**Aim of the exercise**
In the records that follow, show each line where the word "letter" is present.

Dataset records:
━━━━━━━━━━━━━━━━━━━━

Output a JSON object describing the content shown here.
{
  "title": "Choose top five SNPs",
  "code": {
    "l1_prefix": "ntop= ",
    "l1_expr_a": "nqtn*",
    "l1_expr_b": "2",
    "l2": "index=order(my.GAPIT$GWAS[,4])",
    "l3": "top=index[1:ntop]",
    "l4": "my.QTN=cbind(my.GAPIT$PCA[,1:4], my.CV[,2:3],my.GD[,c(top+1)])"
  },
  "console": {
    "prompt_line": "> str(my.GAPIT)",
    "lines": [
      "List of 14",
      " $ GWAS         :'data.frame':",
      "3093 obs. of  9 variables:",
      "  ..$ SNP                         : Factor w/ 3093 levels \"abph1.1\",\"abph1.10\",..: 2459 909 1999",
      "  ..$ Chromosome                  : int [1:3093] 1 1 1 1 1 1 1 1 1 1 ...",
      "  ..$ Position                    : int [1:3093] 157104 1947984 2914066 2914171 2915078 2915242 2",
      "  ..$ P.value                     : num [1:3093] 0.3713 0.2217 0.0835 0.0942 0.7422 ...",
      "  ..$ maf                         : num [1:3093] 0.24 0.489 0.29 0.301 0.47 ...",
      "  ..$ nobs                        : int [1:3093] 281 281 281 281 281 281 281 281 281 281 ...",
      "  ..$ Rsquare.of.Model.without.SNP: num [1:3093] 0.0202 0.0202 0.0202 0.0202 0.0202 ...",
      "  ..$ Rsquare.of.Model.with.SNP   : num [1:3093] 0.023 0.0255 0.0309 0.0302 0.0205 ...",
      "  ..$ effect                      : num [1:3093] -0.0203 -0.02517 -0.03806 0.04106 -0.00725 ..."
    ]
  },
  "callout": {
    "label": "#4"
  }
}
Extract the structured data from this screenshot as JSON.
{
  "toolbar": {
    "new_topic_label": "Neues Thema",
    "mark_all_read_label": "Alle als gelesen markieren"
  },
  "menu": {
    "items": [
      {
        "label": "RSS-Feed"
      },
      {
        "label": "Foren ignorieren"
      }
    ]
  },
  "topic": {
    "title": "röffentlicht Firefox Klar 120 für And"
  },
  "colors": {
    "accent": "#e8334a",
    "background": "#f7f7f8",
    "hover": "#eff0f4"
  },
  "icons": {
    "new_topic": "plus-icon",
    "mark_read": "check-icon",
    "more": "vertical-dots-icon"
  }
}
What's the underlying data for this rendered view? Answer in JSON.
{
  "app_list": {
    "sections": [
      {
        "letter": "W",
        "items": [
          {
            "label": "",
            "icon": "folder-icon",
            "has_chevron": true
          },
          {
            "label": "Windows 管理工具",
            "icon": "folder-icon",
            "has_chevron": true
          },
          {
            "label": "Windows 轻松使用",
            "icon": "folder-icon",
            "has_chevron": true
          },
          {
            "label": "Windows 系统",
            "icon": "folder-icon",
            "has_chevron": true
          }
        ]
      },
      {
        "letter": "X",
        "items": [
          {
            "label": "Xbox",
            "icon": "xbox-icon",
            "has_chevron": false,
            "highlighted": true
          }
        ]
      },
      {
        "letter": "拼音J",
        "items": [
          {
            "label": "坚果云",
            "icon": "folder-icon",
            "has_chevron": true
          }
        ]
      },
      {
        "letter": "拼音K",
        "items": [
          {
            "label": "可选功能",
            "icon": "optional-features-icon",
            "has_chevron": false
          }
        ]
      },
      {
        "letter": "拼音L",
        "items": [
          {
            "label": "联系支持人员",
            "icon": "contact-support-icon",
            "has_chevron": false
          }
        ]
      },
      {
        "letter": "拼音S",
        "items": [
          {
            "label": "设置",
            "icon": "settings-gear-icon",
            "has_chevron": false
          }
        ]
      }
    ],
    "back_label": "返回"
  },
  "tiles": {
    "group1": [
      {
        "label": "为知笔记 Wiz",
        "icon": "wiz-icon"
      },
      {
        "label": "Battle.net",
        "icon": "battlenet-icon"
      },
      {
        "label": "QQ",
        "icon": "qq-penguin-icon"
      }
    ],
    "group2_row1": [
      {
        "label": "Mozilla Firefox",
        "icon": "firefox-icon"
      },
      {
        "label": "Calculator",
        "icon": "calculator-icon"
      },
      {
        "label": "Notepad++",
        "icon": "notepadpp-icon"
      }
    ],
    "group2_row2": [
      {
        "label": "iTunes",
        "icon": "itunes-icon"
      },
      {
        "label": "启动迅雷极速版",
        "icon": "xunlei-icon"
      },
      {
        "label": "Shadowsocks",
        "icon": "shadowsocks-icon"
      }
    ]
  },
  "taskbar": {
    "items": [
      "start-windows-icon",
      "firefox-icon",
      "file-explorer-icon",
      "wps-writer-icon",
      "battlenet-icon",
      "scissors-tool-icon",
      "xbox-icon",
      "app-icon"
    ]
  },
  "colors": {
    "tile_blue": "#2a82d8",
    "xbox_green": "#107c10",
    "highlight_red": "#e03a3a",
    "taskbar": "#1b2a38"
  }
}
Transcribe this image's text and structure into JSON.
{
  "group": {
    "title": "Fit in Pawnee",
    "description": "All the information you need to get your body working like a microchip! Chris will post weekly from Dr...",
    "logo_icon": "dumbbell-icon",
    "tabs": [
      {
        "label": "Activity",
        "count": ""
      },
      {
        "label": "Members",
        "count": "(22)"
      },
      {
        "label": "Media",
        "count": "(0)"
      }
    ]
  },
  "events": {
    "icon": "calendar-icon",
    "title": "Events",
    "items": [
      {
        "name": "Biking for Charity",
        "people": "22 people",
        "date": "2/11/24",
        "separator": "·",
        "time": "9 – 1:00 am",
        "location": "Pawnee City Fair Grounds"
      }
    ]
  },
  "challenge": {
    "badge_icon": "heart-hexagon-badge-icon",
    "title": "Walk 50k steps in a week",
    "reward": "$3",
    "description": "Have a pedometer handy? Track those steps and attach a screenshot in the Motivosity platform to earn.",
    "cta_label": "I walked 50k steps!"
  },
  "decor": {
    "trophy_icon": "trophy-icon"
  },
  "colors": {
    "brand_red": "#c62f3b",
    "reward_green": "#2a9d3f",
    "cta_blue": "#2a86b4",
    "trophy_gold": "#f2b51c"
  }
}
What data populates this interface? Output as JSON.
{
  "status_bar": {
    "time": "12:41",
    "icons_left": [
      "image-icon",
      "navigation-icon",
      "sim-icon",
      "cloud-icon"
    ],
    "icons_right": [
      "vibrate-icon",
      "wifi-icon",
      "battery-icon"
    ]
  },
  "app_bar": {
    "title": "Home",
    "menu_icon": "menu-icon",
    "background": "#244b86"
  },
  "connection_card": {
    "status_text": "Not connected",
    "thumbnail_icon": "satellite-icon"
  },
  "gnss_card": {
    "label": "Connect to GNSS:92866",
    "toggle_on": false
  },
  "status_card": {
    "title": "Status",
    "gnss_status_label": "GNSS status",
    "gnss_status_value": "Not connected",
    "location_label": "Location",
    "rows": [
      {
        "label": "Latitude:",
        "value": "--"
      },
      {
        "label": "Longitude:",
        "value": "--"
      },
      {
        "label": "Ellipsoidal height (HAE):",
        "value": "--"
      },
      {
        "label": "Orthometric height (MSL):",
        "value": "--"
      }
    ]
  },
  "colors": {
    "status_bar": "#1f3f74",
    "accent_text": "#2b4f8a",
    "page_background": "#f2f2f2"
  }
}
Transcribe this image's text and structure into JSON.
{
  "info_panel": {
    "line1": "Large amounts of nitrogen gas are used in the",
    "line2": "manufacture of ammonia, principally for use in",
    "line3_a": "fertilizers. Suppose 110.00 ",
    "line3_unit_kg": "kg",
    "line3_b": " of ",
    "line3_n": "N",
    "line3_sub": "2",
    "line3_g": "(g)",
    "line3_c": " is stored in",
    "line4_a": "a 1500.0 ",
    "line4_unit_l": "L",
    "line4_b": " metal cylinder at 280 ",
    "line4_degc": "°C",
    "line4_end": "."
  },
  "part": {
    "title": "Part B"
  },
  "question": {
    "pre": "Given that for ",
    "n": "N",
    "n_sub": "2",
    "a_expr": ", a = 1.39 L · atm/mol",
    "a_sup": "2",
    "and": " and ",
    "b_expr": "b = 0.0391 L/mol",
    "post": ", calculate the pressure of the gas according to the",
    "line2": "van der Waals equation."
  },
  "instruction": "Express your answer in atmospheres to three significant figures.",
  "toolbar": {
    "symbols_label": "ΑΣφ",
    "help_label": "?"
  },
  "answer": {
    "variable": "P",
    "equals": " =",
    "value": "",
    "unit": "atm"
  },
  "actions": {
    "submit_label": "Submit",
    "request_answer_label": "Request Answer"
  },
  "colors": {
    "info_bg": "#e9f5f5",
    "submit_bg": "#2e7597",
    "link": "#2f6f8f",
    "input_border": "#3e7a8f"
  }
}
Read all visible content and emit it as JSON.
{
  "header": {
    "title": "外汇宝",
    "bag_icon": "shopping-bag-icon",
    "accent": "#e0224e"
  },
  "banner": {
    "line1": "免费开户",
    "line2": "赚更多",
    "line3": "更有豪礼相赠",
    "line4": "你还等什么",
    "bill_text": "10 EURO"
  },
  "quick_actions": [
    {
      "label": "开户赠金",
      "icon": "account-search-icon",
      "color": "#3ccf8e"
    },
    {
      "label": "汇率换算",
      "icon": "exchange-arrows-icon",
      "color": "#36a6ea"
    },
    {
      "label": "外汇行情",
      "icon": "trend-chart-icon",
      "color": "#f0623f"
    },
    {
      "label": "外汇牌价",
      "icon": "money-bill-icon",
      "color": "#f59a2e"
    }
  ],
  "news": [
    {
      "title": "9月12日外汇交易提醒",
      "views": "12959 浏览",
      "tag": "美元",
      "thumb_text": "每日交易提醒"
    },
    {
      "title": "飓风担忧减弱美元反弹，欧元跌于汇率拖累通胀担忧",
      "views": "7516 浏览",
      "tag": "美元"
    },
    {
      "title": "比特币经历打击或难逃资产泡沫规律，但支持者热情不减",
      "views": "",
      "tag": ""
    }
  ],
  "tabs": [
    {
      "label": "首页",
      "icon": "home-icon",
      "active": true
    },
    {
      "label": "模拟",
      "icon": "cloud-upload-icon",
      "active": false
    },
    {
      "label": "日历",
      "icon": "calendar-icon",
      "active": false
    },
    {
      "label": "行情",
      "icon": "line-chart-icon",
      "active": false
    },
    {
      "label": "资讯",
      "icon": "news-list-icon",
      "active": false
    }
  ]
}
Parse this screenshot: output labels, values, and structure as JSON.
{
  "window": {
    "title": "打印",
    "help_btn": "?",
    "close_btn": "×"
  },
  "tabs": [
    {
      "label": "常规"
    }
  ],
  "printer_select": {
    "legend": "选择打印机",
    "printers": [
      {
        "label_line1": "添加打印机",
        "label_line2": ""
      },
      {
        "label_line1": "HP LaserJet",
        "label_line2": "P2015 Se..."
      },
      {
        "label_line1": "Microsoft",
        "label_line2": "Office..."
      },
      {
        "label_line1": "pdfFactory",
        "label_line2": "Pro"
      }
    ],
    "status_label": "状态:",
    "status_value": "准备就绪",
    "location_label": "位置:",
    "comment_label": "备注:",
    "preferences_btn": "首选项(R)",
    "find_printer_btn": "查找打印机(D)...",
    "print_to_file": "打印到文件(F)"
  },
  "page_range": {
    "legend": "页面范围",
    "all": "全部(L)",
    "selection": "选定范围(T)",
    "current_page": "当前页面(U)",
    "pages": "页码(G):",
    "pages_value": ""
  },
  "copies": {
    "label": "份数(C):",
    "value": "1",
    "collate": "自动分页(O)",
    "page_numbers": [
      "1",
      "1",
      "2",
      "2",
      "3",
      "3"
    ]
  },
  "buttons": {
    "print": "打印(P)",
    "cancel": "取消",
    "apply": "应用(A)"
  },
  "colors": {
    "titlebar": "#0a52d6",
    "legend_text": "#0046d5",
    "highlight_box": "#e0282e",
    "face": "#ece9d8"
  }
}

━━━━━━━━━━━━━━━━━━━━

**Answer below**
        "letter": "W",
        "letter": "X",
        "letter": "拼音J",
        "letter": "拼音K",
        "letter": "拼音L",
        "letter": "拼音S",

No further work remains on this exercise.